Data listing:

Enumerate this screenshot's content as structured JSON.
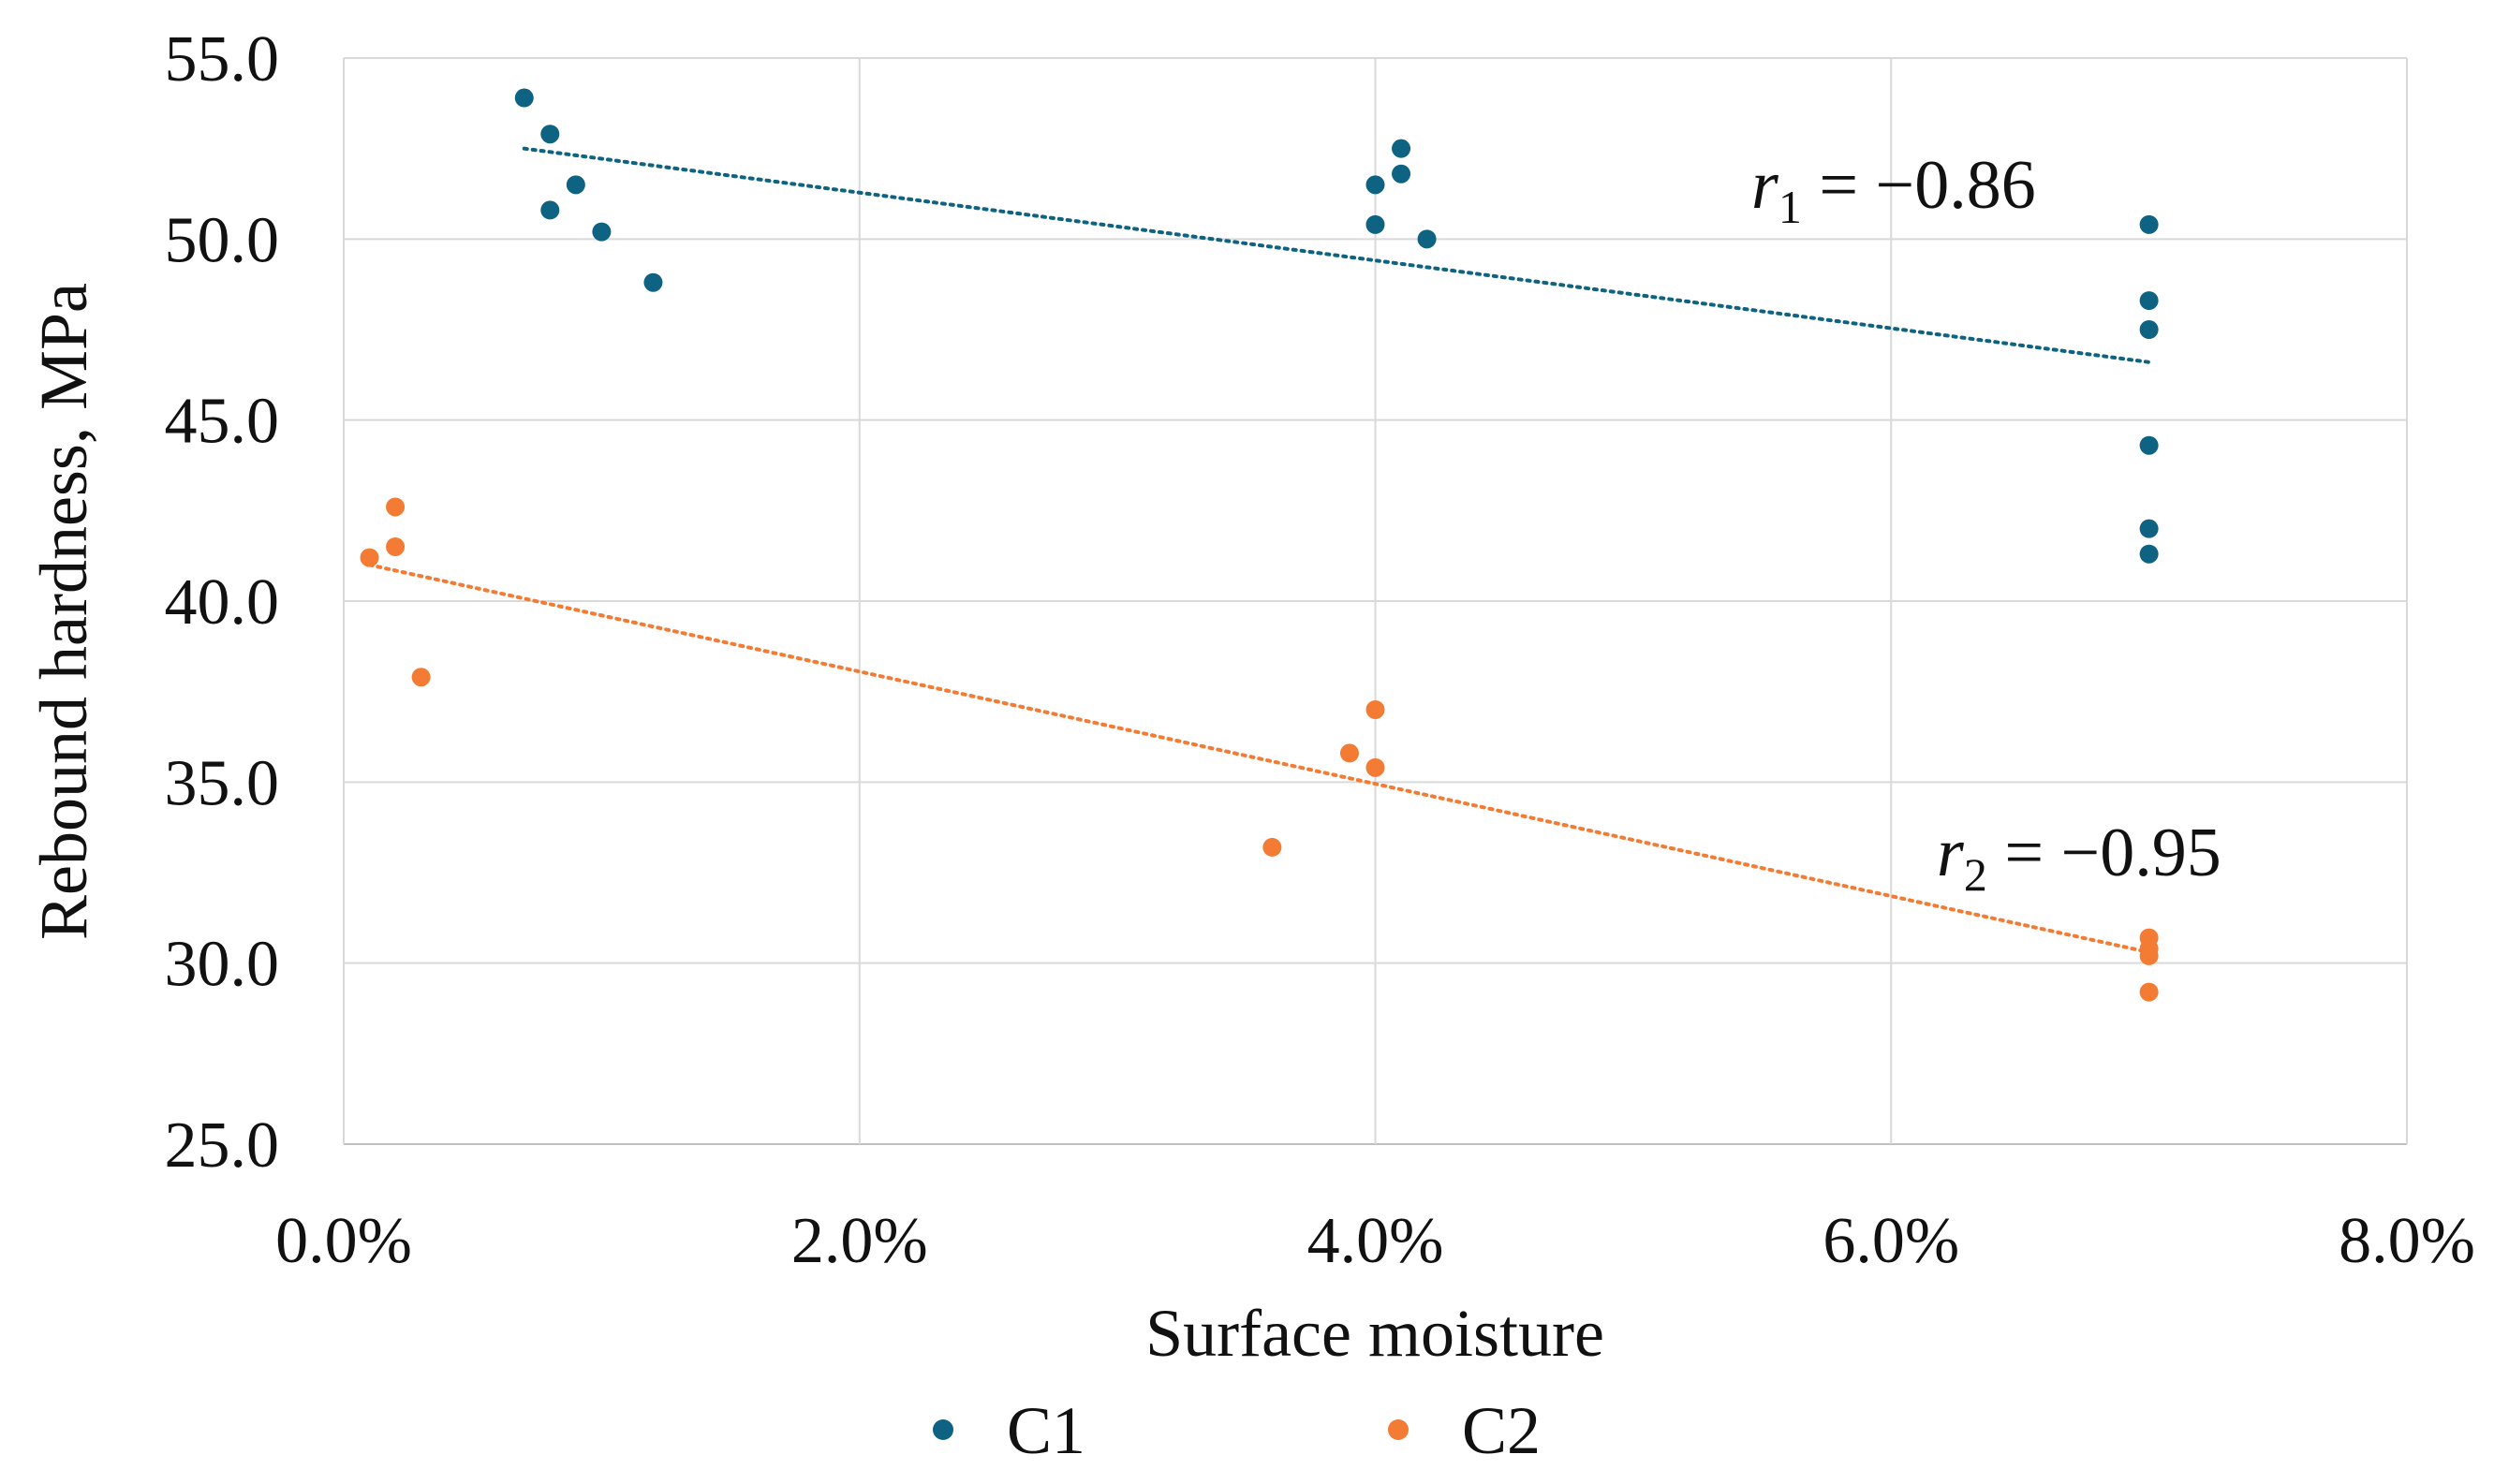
{
  "chart_data": {
    "type": "scatter",
    "title": "",
    "xlabel": "Surface moisture",
    "ylabel": "Rebound hardness, MPa",
    "xlim": [
      0.0,
      8.0
    ],
    "ylim": [
      25.0,
      55.0
    ],
    "x_ticks": [
      "0.0%",
      "2.0%",
      "4.0%",
      "6.0%",
      "8.0%"
    ],
    "y_ticks": [
      "25.0",
      "30.0",
      "35.0",
      "40.0",
      "45.0",
      "50.0",
      "55.0"
    ],
    "grid": true,
    "legend_position": "bottom",
    "series": [
      {
        "name": "C1",
        "color": "#0e6282",
        "points": [
          {
            "x": 0.7,
            "y": 53.9
          },
          {
            "x": 0.8,
            "y": 52.9
          },
          {
            "x": 0.9,
            "y": 51.5
          },
          {
            "x": 0.8,
            "y": 50.8
          },
          {
            "x": 1.0,
            "y": 50.2
          },
          {
            "x": 1.2,
            "y": 48.8
          },
          {
            "x": 4.1,
            "y": 52.5
          },
          {
            "x": 4.1,
            "y": 51.8
          },
          {
            "x": 4.0,
            "y": 51.5
          },
          {
            "x": 4.0,
            "y": 50.4
          },
          {
            "x": 4.2,
            "y": 50.0
          },
          {
            "x": 7.0,
            "y": 50.4
          },
          {
            "x": 7.0,
            "y": 48.3
          },
          {
            "x": 7.0,
            "y": 47.5
          },
          {
            "x": 7.0,
            "y": 44.3
          },
          {
            "x": 7.0,
            "y": 42.0
          },
          {
            "x": 7.0,
            "y": 41.3
          }
        ],
        "trendline": {
          "x": [
            0.7,
            7.0
          ],
          "y": [
            52.5,
            46.6
          ]
        },
        "annotation": {
          "symbol": "r",
          "subscript": "1",
          "text": " = −0.86"
        }
      },
      {
        "name": "C2",
        "color": "#f47b33",
        "points": [
          {
            "x": 0.2,
            "y": 42.6
          },
          {
            "x": 0.2,
            "y": 41.5
          },
          {
            "x": 0.1,
            "y": 41.2
          },
          {
            "x": 0.3,
            "y": 37.9
          },
          {
            "x": 4.0,
            "y": 37.0
          },
          {
            "x": 3.9,
            "y": 35.8
          },
          {
            "x": 4.0,
            "y": 35.4
          },
          {
            "x": 3.6,
            "y": 33.2
          },
          {
            "x": 7.0,
            "y": 30.7
          },
          {
            "x": 7.0,
            "y": 30.4
          },
          {
            "x": 7.0,
            "y": 30.2
          },
          {
            "x": 7.0,
            "y": 29.2
          }
        ],
        "trendline": {
          "x": [
            0.1,
            7.0
          ],
          "y": [
            41.0,
            30.3
          ]
        },
        "annotation": {
          "symbol": "r",
          "subscript": "2",
          "text": " = −0.95"
        }
      }
    ],
    "gridline_color": "#d9d9d9",
    "axis_color": "#bfbfbf"
  }
}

Problem description: Make an exact copy of the data above, pictures excluded.

Result for this exercise:
Enumerate this screenshot's content as structured JSON.
{
  "chart_data": {
    "type": "scatter",
    "title": "",
    "xlabel": "Surface moisture",
    "ylabel": "Rebound hardness, MPa",
    "xlim": [
      0.0,
      8.0
    ],
    "ylim": [
      25.0,
      55.0
    ],
    "x_ticks": [
      "0.0%",
      "2.0%",
      "4.0%",
      "6.0%",
      "8.0%"
    ],
    "y_ticks": [
      "25.0",
      "30.0",
      "35.0",
      "40.0",
      "45.0",
      "50.0",
      "55.0"
    ],
    "grid": true,
    "legend_position": "bottom",
    "series": [
      {
        "name": "C1",
        "color": "#0e6282",
        "points": [
          {
            "x": 0.7,
            "y": 53.9
          },
          {
            "x": 0.8,
            "y": 52.9
          },
          {
            "x": 0.9,
            "y": 51.5
          },
          {
            "x": 0.8,
            "y": 50.8
          },
          {
            "x": 1.0,
            "y": 50.2
          },
          {
            "x": 1.2,
            "y": 48.8
          },
          {
            "x": 4.1,
            "y": 52.5
          },
          {
            "x": 4.1,
            "y": 51.8
          },
          {
            "x": 4.0,
            "y": 51.5
          },
          {
            "x": 4.0,
            "y": 50.4
          },
          {
            "x": 4.2,
            "y": 50.0
          },
          {
            "x": 7.0,
            "y": 50.4
          },
          {
            "x": 7.0,
            "y": 48.3
          },
          {
            "x": 7.0,
            "y": 47.5
          },
          {
            "x": 7.0,
            "y": 44.3
          },
          {
            "x": 7.0,
            "y": 42.0
          },
          {
            "x": 7.0,
            "y": 41.3
          }
        ],
        "trendline": {
          "x": [
            0.7,
            7.0
          ],
          "y": [
            52.5,
            46.6
          ]
        },
        "annotation": {
          "symbol": "r",
          "subscript": "1",
          "text": " = −0.86"
        }
      },
      {
        "name": "C2",
        "color": "#f47b33",
        "points": [
          {
            "x": 0.2,
            "y": 42.6
          },
          {
            "x": 0.2,
            "y": 41.5
          },
          {
            "x": 0.1,
            "y": 41.2
          },
          {
            "x": 0.3,
            "y": 37.9
          },
          {
            "x": 4.0,
            "y": 37.0
          },
          {
            "x": 3.9,
            "y": 35.8
          },
          {
            "x": 4.0,
            "y": 35.4
          },
          {
            "x": 3.6,
            "y": 33.2
          },
          {
            "x": 7.0,
            "y": 30.7
          },
          {
            "x": 7.0,
            "y": 30.4
          },
          {
            "x": 7.0,
            "y": 30.2
          },
          {
            "x": 7.0,
            "y": 29.2
          }
        ],
        "trendline": {
          "x": [
            0.1,
            7.0
          ],
          "y": [
            41.0,
            30.3
          ]
        },
        "annotation": {
          "symbol": "r",
          "subscript": "2",
          "text": " = −0.95"
        }
      }
    ],
    "gridline_color": "#d9d9d9",
    "axis_color": "#bfbfbf"
  }
}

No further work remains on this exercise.